**** Given information

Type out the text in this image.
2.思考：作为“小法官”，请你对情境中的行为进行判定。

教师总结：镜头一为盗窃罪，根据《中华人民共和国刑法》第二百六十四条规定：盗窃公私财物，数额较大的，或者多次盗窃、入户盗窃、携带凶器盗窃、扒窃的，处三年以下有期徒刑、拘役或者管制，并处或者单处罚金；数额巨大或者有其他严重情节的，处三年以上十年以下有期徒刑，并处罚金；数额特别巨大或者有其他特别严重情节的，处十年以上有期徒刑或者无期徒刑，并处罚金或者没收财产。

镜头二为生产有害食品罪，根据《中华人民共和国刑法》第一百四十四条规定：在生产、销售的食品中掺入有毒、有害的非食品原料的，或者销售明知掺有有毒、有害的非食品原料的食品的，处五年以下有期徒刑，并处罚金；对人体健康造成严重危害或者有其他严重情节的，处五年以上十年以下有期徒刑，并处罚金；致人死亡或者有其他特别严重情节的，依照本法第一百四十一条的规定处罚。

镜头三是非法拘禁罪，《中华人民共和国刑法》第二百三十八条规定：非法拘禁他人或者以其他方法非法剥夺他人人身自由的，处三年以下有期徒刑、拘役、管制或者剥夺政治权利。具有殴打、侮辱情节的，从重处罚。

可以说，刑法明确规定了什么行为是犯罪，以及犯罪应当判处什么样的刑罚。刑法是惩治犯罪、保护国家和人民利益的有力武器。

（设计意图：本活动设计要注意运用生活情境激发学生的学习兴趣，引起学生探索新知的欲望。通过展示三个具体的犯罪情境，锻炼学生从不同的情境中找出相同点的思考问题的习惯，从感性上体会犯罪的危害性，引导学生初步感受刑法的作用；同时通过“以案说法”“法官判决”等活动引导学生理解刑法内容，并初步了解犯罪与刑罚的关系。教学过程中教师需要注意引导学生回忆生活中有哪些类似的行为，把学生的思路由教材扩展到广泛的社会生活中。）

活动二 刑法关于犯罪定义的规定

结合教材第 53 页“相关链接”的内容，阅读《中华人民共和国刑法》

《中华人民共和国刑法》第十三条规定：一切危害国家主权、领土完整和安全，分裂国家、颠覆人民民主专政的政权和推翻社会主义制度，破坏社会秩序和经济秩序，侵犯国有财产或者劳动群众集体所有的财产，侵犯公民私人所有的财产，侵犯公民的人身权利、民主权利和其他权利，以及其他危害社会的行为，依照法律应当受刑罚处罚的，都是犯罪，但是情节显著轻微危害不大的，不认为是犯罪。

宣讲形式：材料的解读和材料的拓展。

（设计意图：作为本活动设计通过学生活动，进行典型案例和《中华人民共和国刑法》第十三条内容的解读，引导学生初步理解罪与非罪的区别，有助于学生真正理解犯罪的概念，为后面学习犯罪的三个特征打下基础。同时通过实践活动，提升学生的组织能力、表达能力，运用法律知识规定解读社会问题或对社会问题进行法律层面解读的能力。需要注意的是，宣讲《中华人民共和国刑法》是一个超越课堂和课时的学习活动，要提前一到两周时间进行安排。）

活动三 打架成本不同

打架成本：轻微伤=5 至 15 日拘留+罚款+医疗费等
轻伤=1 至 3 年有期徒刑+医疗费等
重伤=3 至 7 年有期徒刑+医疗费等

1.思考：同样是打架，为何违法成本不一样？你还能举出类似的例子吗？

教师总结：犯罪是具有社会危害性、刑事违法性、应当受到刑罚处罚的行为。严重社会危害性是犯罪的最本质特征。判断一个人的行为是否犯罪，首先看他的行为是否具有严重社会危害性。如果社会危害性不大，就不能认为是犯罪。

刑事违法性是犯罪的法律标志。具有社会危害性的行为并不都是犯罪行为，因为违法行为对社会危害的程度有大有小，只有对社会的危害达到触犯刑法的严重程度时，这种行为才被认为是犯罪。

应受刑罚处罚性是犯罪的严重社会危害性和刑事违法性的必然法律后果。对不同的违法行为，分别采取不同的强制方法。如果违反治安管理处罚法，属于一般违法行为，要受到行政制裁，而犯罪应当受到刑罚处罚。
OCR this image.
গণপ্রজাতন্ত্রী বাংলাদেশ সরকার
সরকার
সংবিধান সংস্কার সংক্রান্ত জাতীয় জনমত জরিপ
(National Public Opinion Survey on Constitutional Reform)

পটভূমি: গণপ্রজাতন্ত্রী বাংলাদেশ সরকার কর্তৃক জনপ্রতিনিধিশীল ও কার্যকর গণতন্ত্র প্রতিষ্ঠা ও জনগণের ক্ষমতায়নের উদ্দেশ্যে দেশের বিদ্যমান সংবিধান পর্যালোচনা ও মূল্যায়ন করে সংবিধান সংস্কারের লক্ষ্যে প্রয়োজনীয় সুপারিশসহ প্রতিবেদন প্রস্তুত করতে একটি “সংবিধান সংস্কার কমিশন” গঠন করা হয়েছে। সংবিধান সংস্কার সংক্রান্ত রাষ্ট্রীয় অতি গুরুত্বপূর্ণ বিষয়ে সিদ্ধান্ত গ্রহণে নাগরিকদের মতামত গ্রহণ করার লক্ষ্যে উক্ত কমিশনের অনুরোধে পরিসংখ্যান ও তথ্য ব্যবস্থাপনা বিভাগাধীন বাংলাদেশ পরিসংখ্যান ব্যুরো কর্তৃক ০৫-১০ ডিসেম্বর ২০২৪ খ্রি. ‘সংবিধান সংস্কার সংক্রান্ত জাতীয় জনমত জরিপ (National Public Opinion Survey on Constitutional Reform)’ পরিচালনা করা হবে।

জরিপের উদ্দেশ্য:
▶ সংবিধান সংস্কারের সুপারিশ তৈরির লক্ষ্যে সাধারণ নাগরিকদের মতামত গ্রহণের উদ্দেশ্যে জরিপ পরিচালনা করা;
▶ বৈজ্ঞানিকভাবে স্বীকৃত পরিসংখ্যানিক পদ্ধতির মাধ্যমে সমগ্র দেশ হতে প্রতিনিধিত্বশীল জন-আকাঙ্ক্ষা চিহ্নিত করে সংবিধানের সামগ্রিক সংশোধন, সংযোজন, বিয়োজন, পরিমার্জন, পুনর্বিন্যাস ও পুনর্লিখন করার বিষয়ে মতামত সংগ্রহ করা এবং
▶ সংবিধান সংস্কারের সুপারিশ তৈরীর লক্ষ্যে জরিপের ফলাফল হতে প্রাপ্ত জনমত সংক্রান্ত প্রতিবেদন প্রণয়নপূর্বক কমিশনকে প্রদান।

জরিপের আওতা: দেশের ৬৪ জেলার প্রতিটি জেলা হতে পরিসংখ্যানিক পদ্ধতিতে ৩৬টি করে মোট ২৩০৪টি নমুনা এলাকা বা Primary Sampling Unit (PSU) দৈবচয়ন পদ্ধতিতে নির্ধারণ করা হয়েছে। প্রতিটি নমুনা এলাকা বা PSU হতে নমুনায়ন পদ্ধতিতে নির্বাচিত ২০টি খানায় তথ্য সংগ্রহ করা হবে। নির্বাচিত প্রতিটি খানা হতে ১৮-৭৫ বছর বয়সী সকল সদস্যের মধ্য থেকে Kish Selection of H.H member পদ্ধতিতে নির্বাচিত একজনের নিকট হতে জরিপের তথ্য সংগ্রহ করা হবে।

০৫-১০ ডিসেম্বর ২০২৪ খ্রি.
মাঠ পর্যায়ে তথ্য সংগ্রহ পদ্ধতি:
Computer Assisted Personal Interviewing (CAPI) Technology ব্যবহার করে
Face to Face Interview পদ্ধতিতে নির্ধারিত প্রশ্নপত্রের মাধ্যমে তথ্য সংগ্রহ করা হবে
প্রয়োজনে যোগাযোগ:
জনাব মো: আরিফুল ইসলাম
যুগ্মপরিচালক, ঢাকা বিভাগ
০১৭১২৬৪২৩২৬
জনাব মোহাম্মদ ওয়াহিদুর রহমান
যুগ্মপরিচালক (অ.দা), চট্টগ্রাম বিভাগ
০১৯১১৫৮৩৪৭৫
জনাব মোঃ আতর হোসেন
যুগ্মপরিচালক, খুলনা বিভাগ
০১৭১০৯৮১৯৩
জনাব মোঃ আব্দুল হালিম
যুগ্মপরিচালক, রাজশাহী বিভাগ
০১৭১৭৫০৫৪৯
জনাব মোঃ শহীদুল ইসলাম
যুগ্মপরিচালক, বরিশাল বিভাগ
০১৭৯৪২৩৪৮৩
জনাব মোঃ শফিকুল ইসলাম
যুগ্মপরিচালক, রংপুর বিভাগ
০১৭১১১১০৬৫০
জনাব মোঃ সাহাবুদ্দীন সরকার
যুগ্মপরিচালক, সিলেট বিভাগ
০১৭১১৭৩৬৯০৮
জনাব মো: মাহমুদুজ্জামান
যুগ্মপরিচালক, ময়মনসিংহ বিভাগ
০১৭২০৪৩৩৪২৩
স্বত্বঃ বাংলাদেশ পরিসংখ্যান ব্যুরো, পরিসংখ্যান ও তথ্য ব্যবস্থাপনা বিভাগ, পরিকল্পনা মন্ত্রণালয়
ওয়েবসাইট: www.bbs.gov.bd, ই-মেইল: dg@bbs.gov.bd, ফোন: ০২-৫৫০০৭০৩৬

********

▶ **Do this**: Only lines with the word "教师总结" should be collected from the material.

▶ **The reply**:
教师总结：镜头一为盗窃罪，根据《中华人民共和国刑法》第二百六十四条规定：盗窃公私财物，数额较大的，或者多次盗窃、入户盗窃、携带凶器盗窃、扒窃的，处三年以下有期徒刑、拘役或者管制，并处或者单处罚金；数额巨大或者有其他严重情节的，处三年以上十年以下有期徒刑，并处罚金；数额特别巨大或者有其他特别严重情节的，处十年以上有期徒刑或者无期徒刑，并处罚金或者没收财产。
教师总结：犯罪是具有社会危害性、刑事违法性、应当受到刑罚处罚的行为。严重社会危害性是犯罪的最本质特征。判断一个人的行为是否犯罪，首先看他的行为是否具有严重社会危害性。如果社会危害性不大，就不能认为是犯罪。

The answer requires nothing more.